Dataset entries on figures
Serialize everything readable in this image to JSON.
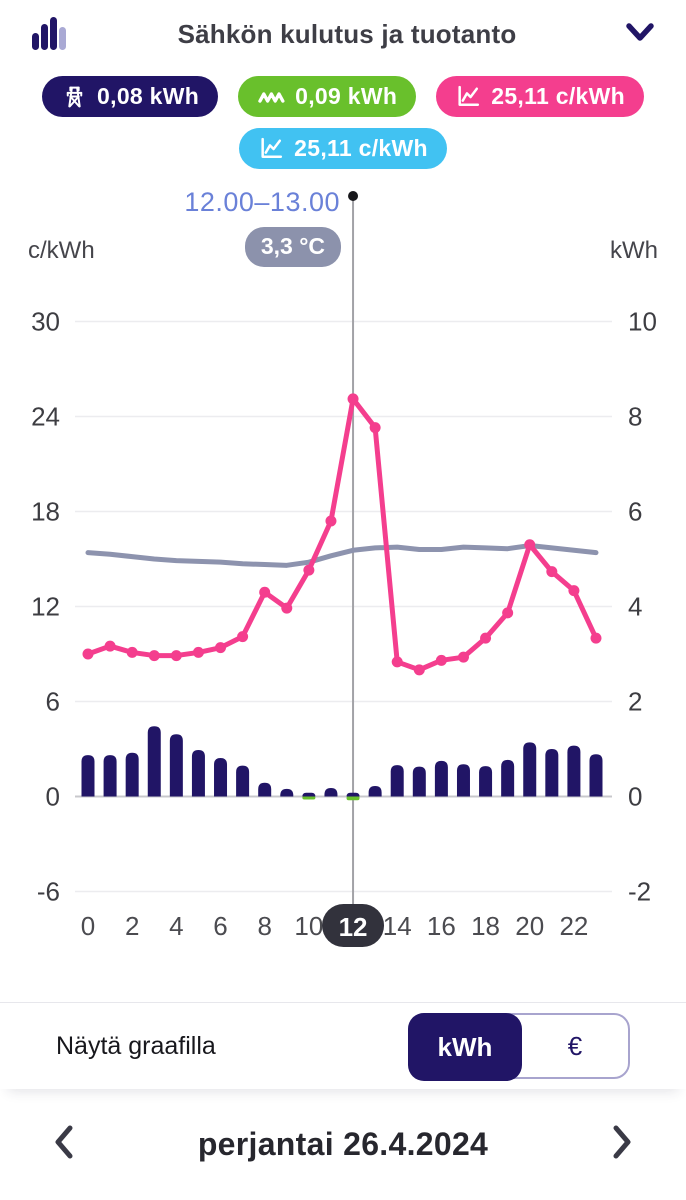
{
  "header": {
    "title": "Sähkön kulutus ja tuotanto",
    "icon": "bar-chart-icon",
    "collapse_icon": "chevron-down-icon"
  },
  "badges": [
    {
      "id": "consumption",
      "icon": "pylon-icon",
      "label": "0,08 kWh",
      "bg": "#211566"
    },
    {
      "id": "production",
      "icon": "zigzag-icon",
      "label": "0,09 kWh",
      "bg": "#69c02c"
    },
    {
      "id": "spot_price",
      "icon": "line-chart-icon",
      "label": "25,11 c/kWh",
      "bg": "#f43e8e"
    },
    {
      "id": "total_price",
      "icon": "line-chart-icon",
      "label": "25,11 c/kWh",
      "bg": "#41c2f2"
    }
  ],
  "tooltip": {
    "time_range": "12.00–13.00",
    "temperature": "3,3 °C"
  },
  "chart_data": {
    "type": "combo",
    "x": [
      0,
      1,
      2,
      3,
      4,
      5,
      6,
      7,
      8,
      9,
      10,
      11,
      12,
      13,
      14,
      15,
      16,
      17,
      18,
      19,
      20,
      21,
      22,
      23
    ],
    "x_ticks": [
      0,
      2,
      4,
      6,
      8,
      10,
      12,
      14,
      16,
      18,
      20,
      22
    ],
    "selected_hour": 12,
    "selected_hour_label": "12",
    "axes": {
      "left_unit": "c/kWh",
      "right_unit": "kWh",
      "left_ticks": [
        30,
        24,
        18,
        12,
        6,
        0,
        -6
      ],
      "right_ticks": [
        10,
        8,
        6,
        4,
        2,
        0,
        -2
      ],
      "grid": true
    },
    "series": {
      "consumption": {
        "type": "bar",
        "axis": "right",
        "unit": "kWh",
        "color": "#211566",
        "values": [
          0.87,
          0.87,
          0.92,
          1.48,
          1.31,
          0.98,
          0.81,
          0.65,
          0.29,
          0.16,
          0.08,
          0.18,
          0.08,
          0.22,
          0.66,
          0.63,
          0.75,
          0.68,
          0.64,
          0.77,
          1.14,
          1.0,
          1.07,
          0.89
        ],
        "selected_value": "0,08 kWh"
      },
      "production": {
        "type": "bar",
        "axis": "right",
        "unit": "kWh",
        "color": "#69c02c",
        "values": [
          0,
          0,
          0,
          0,
          0,
          0,
          0,
          0,
          0,
          0,
          0.05,
          0,
          0.09,
          0,
          0,
          0,
          0,
          0,
          0,
          0,
          0,
          0,
          0,
          0
        ],
        "selected_value": "0,09 kWh"
      },
      "spot_price": {
        "type": "line",
        "axis": "left",
        "unit": "c/kWh",
        "color": "#f43e8e",
        "markers": true,
        "values": [
          9.0,
          9.5,
          9.1,
          8.9,
          8.9,
          9.1,
          9.4,
          10.1,
          12.9,
          11.9,
          14.3,
          17.4,
          25.11,
          23.3,
          8.5,
          8.0,
          8.6,
          8.8,
          10.0,
          11.6,
          15.9,
          14.2,
          13.0,
          10.0
        ],
        "selected_value": "25,11 c/kWh"
      },
      "temperature": {
        "type": "line",
        "axis": "left",
        "color": "#8d93ae",
        "markers": false,
        "plotted_values_left_axis": [
          15.4,
          15.3,
          15.15,
          15.0,
          14.9,
          14.85,
          14.8,
          14.7,
          14.65,
          14.6,
          14.8,
          15.2,
          15.55,
          15.7,
          15.75,
          15.6,
          15.6,
          15.75,
          15.7,
          15.65,
          15.85,
          15.7,
          15.55,
          15.4
        ],
        "selected_value": "3,3 °C"
      }
    }
  },
  "footer": {
    "label": "Näytä graafilla",
    "options": [
      {
        "label": "kWh",
        "selected": true
      },
      {
        "label": "€",
        "selected": false
      }
    ]
  },
  "date_nav": {
    "date": "perjantai 26.4.2024",
    "prev_icon": "chevron-left-icon",
    "next_icon": "chevron-right-icon"
  }
}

**Task prompt**:
Transcribe all of the records above character for character. Exclude the pictures.

**Solution to the problem**:
Serialize everything readable in this image to JSON.
{
  "header": {
    "title": "Sähkön kulutus ja tuotanto",
    "icon": "bar-chart-icon",
    "collapse_icon": "chevron-down-icon"
  },
  "badges": [
    {
      "id": "consumption",
      "icon": "pylon-icon",
      "label": "0,08 kWh",
      "bg": "#211566"
    },
    {
      "id": "production",
      "icon": "zigzag-icon",
      "label": "0,09 kWh",
      "bg": "#69c02c"
    },
    {
      "id": "spot_price",
      "icon": "line-chart-icon",
      "label": "25,11 c/kWh",
      "bg": "#f43e8e"
    },
    {
      "id": "total_price",
      "icon": "line-chart-icon",
      "label": "25,11 c/kWh",
      "bg": "#41c2f2"
    }
  ],
  "tooltip": {
    "time_range": "12.00–13.00",
    "temperature": "3,3 °C"
  },
  "chart_data": {
    "type": "combo",
    "x": [
      0,
      1,
      2,
      3,
      4,
      5,
      6,
      7,
      8,
      9,
      10,
      11,
      12,
      13,
      14,
      15,
      16,
      17,
      18,
      19,
      20,
      21,
      22,
      23
    ],
    "x_ticks": [
      0,
      2,
      4,
      6,
      8,
      10,
      12,
      14,
      16,
      18,
      20,
      22
    ],
    "selected_hour": 12,
    "selected_hour_label": "12",
    "axes": {
      "left_unit": "c/kWh",
      "right_unit": "kWh",
      "left_ticks": [
        30,
        24,
        18,
        12,
        6,
        0,
        -6
      ],
      "right_ticks": [
        10,
        8,
        6,
        4,
        2,
        0,
        -2
      ],
      "grid": true
    },
    "series": {
      "consumption": {
        "type": "bar",
        "axis": "right",
        "unit": "kWh",
        "color": "#211566",
        "values": [
          0.87,
          0.87,
          0.92,
          1.48,
          1.31,
          0.98,
          0.81,
          0.65,
          0.29,
          0.16,
          0.08,
          0.18,
          0.08,
          0.22,
          0.66,
          0.63,
          0.75,
          0.68,
          0.64,
          0.77,
          1.14,
          1.0,
          1.07,
          0.89
        ],
        "selected_value": "0,08 kWh"
      },
      "production": {
        "type": "bar",
        "axis": "right",
        "unit": "kWh",
        "color": "#69c02c",
        "values": [
          0,
          0,
          0,
          0,
          0,
          0,
          0,
          0,
          0,
          0,
          0.05,
          0,
          0.09,
          0,
          0,
          0,
          0,
          0,
          0,
          0,
          0,
          0,
          0,
          0
        ],
        "selected_value": "0,09 kWh"
      },
      "spot_price": {
        "type": "line",
        "axis": "left",
        "unit": "c/kWh",
        "color": "#f43e8e",
        "markers": true,
        "values": [
          9.0,
          9.5,
          9.1,
          8.9,
          8.9,
          9.1,
          9.4,
          10.1,
          12.9,
          11.9,
          14.3,
          17.4,
          25.11,
          23.3,
          8.5,
          8.0,
          8.6,
          8.8,
          10.0,
          11.6,
          15.9,
          14.2,
          13.0,
          10.0
        ],
        "selected_value": "25,11 c/kWh"
      },
      "temperature": {
        "type": "line",
        "axis": "left",
        "color": "#8d93ae",
        "markers": false,
        "plotted_values_left_axis": [
          15.4,
          15.3,
          15.15,
          15.0,
          14.9,
          14.85,
          14.8,
          14.7,
          14.65,
          14.6,
          14.8,
          15.2,
          15.55,
          15.7,
          15.75,
          15.6,
          15.6,
          15.75,
          15.7,
          15.65,
          15.85,
          15.7,
          15.55,
          15.4
        ],
        "selected_value": "3,3 °C"
      }
    }
  },
  "footer": {
    "label": "Näytä graafilla",
    "options": [
      {
        "label": "kWh",
        "selected": true
      },
      {
        "label": "€",
        "selected": false
      }
    ]
  },
  "date_nav": {
    "date": "perjantai 26.4.2024",
    "prev_icon": "chevron-left-icon",
    "next_icon": "chevron-right-icon"
  }
}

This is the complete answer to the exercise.